**EXERCISE:**
Within the material below, find each line bearing the word "Капитальные" and present it.

[start]

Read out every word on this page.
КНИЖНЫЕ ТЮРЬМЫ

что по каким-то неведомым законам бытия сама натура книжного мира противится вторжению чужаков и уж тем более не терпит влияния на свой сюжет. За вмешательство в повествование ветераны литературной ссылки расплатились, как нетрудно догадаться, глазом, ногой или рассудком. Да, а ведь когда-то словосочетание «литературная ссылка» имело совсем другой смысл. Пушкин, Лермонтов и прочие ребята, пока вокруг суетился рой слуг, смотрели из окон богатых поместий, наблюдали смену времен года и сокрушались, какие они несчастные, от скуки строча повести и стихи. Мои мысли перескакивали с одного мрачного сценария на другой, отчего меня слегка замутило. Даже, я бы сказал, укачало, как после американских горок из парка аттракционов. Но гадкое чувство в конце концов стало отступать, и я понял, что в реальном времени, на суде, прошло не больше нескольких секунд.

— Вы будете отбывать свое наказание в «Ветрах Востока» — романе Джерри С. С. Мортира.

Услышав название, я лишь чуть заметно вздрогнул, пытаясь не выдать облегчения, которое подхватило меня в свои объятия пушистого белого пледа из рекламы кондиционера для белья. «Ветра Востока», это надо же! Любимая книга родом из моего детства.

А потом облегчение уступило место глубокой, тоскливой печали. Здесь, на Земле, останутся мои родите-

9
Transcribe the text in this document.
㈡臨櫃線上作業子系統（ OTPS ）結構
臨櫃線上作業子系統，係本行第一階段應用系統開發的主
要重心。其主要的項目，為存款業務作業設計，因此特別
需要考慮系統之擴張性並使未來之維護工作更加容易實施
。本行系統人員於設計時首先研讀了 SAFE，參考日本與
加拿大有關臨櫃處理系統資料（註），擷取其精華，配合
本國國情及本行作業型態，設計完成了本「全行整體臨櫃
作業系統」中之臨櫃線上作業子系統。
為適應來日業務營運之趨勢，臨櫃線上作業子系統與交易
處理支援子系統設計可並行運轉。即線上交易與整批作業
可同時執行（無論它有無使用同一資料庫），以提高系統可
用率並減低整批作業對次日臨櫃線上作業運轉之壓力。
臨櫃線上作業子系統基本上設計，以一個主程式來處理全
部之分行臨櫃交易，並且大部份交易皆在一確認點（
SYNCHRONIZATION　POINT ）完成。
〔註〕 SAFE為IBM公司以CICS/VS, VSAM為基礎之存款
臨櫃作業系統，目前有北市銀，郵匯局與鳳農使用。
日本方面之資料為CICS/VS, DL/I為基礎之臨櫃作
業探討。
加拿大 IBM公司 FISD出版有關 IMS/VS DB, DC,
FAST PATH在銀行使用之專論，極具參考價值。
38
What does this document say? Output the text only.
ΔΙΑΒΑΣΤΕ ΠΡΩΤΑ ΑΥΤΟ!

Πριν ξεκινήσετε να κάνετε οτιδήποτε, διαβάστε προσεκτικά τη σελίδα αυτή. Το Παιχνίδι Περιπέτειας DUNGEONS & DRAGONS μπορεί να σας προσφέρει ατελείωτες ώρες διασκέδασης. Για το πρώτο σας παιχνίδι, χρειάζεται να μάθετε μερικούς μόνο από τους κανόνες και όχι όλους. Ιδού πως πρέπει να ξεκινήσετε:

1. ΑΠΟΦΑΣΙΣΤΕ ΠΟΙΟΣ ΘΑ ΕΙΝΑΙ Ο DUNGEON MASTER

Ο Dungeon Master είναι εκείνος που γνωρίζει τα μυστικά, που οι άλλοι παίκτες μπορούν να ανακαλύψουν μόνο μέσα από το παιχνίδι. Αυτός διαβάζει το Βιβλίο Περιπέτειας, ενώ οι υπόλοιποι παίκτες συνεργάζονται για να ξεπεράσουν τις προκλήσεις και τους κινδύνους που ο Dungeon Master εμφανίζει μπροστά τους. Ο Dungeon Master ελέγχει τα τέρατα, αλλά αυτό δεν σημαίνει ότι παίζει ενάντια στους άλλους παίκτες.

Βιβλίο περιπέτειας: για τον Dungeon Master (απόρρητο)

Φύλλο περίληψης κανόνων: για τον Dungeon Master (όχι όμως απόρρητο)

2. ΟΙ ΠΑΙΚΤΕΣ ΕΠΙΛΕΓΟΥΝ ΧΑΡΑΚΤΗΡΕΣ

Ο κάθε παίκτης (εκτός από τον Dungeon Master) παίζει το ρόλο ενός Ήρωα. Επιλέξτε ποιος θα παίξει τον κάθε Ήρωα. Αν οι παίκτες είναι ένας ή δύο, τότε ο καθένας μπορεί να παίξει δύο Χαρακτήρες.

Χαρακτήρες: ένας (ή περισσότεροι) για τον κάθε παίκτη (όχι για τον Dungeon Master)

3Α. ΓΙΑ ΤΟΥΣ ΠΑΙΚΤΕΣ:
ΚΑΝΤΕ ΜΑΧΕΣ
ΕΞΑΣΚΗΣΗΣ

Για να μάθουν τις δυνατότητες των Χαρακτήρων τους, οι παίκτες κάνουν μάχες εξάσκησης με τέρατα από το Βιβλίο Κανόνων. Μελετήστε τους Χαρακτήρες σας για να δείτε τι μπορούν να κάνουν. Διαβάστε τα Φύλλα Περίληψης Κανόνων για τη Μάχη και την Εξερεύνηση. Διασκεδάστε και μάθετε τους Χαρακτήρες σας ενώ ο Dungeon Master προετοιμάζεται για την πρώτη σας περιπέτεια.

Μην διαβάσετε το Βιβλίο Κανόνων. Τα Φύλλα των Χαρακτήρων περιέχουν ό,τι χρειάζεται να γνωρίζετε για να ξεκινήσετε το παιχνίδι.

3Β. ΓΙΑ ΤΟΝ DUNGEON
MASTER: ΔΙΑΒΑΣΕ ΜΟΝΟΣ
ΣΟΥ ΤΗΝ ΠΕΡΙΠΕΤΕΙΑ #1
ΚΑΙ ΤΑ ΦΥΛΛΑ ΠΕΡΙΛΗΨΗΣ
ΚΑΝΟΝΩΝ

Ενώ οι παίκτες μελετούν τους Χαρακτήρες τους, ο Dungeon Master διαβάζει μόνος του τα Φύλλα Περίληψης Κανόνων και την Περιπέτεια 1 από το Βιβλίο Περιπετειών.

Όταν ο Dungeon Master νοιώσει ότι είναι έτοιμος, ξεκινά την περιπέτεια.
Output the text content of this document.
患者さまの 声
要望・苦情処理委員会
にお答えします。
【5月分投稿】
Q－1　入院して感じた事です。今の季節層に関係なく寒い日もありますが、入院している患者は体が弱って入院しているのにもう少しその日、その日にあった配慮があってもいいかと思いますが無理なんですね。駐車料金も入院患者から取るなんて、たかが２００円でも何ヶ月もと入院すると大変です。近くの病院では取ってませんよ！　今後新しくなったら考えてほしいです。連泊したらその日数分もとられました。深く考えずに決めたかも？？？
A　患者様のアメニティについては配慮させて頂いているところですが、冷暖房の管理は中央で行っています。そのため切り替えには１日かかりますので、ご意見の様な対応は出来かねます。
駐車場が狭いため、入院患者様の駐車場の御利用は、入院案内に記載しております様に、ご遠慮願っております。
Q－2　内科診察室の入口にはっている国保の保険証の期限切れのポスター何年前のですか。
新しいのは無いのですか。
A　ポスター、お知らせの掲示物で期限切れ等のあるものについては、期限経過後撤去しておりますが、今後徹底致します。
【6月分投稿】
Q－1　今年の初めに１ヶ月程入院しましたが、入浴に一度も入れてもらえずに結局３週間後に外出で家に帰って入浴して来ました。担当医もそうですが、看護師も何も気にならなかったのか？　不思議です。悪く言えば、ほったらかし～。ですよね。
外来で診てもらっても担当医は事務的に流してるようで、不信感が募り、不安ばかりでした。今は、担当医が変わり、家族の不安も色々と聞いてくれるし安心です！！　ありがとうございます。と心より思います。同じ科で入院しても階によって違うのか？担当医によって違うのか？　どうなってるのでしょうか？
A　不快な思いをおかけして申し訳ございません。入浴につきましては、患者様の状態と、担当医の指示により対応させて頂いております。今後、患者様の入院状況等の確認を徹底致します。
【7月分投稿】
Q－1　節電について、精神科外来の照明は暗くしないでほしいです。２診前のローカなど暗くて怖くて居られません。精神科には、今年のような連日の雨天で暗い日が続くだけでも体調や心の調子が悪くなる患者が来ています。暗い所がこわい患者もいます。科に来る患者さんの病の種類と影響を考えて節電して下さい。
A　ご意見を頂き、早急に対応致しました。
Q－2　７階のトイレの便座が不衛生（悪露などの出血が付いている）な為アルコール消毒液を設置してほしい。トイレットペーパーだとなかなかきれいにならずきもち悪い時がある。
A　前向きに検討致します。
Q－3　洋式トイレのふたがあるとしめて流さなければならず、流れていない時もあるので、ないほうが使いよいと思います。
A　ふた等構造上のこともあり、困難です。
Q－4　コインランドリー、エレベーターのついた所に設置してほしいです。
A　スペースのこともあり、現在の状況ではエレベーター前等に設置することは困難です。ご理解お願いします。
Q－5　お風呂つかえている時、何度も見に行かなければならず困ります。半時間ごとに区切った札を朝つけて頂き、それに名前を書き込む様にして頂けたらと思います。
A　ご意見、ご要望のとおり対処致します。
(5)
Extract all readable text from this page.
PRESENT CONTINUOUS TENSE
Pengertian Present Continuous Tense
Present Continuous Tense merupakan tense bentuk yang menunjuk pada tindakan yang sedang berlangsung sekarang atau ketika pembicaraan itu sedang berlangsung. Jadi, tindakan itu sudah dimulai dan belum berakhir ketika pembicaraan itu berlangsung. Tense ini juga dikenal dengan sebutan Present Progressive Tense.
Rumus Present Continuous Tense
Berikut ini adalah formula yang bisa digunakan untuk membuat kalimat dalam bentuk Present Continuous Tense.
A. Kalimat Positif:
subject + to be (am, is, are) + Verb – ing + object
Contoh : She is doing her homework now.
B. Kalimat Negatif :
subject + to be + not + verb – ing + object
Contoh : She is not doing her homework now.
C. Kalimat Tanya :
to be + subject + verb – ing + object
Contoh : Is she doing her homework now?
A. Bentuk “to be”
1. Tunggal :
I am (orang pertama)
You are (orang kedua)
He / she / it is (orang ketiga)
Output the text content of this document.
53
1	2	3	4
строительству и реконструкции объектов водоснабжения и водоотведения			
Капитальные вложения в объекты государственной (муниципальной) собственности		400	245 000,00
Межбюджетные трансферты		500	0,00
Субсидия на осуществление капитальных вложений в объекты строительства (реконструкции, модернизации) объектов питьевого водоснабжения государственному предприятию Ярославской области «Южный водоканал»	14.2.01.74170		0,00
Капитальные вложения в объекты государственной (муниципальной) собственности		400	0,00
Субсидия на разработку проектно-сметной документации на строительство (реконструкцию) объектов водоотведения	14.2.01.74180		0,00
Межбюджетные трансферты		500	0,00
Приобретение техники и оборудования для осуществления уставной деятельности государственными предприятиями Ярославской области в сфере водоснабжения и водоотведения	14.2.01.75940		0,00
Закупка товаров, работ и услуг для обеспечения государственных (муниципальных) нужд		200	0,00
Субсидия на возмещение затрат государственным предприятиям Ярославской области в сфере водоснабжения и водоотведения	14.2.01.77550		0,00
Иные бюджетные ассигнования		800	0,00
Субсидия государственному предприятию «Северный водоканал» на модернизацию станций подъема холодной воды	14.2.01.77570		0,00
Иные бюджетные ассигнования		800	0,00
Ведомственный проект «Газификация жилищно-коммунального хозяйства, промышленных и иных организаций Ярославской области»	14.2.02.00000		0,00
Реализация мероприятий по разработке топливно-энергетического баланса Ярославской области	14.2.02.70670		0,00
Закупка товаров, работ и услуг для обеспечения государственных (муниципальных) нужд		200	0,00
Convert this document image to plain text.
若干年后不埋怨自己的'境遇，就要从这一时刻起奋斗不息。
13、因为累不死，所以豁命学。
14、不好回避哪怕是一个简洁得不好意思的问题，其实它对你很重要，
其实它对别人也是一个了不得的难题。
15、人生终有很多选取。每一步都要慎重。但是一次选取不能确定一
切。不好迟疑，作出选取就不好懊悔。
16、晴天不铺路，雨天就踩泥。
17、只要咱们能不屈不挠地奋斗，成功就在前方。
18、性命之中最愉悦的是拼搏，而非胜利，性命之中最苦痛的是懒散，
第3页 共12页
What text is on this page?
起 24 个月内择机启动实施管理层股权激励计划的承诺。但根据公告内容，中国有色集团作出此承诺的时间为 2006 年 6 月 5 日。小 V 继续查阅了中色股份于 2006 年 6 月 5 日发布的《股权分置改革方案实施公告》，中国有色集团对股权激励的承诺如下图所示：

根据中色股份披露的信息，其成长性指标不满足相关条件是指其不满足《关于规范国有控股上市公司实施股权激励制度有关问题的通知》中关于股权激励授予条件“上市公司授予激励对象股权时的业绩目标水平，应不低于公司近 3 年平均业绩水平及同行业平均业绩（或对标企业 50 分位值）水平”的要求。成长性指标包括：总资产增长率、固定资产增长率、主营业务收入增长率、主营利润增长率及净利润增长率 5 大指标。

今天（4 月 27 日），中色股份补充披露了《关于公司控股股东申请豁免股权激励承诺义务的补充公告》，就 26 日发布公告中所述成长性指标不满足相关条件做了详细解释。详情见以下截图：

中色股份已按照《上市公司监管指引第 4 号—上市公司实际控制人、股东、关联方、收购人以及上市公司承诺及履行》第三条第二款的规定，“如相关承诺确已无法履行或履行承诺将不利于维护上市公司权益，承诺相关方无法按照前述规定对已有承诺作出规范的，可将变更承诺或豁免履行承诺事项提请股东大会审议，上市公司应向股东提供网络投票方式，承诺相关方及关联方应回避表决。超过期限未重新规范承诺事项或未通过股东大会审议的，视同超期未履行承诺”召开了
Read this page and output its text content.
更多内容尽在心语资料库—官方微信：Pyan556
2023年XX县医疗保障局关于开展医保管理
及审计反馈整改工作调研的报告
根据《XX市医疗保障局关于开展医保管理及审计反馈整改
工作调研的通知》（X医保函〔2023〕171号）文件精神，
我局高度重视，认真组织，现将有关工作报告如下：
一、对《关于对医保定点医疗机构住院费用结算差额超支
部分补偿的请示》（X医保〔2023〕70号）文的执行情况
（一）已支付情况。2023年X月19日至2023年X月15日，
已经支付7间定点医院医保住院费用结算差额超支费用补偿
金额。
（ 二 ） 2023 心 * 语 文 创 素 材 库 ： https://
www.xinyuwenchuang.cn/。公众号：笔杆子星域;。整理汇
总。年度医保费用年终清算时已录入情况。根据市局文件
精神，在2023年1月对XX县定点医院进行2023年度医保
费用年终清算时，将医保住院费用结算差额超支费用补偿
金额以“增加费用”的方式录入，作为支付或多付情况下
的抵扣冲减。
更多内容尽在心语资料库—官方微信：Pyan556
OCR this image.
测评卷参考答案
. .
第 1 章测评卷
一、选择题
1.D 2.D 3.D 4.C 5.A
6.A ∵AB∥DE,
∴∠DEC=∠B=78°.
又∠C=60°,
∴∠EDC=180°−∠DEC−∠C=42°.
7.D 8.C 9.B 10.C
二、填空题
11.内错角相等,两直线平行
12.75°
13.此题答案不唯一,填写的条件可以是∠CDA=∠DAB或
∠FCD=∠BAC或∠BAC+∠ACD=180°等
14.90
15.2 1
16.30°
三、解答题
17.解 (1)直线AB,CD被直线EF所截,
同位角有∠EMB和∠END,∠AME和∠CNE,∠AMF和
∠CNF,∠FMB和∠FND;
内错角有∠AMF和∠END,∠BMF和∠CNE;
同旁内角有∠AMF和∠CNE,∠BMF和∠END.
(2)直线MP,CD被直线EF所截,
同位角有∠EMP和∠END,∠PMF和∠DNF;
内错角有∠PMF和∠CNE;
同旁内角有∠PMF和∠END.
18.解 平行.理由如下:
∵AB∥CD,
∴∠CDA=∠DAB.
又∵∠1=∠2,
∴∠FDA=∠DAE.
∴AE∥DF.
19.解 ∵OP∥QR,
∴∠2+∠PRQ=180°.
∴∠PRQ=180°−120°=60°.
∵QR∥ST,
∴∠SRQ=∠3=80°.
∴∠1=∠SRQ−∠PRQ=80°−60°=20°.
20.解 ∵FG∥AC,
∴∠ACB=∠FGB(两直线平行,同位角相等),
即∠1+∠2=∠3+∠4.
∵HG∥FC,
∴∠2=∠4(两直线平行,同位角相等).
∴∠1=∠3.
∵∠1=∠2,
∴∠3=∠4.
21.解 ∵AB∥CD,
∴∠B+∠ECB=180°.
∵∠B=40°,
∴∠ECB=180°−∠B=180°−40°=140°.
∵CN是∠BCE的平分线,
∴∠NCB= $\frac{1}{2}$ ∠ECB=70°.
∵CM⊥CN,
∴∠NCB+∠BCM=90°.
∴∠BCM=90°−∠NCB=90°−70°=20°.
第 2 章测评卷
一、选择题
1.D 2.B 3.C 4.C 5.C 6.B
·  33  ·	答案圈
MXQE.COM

[end]

**WRITTEN ANSWER:**
Капитальные вложения в объекты государственной (муниципальной) собственности		400	245 000,00
Капитальные вложения в объекты государственной (муниципальной) собственности		400	0,00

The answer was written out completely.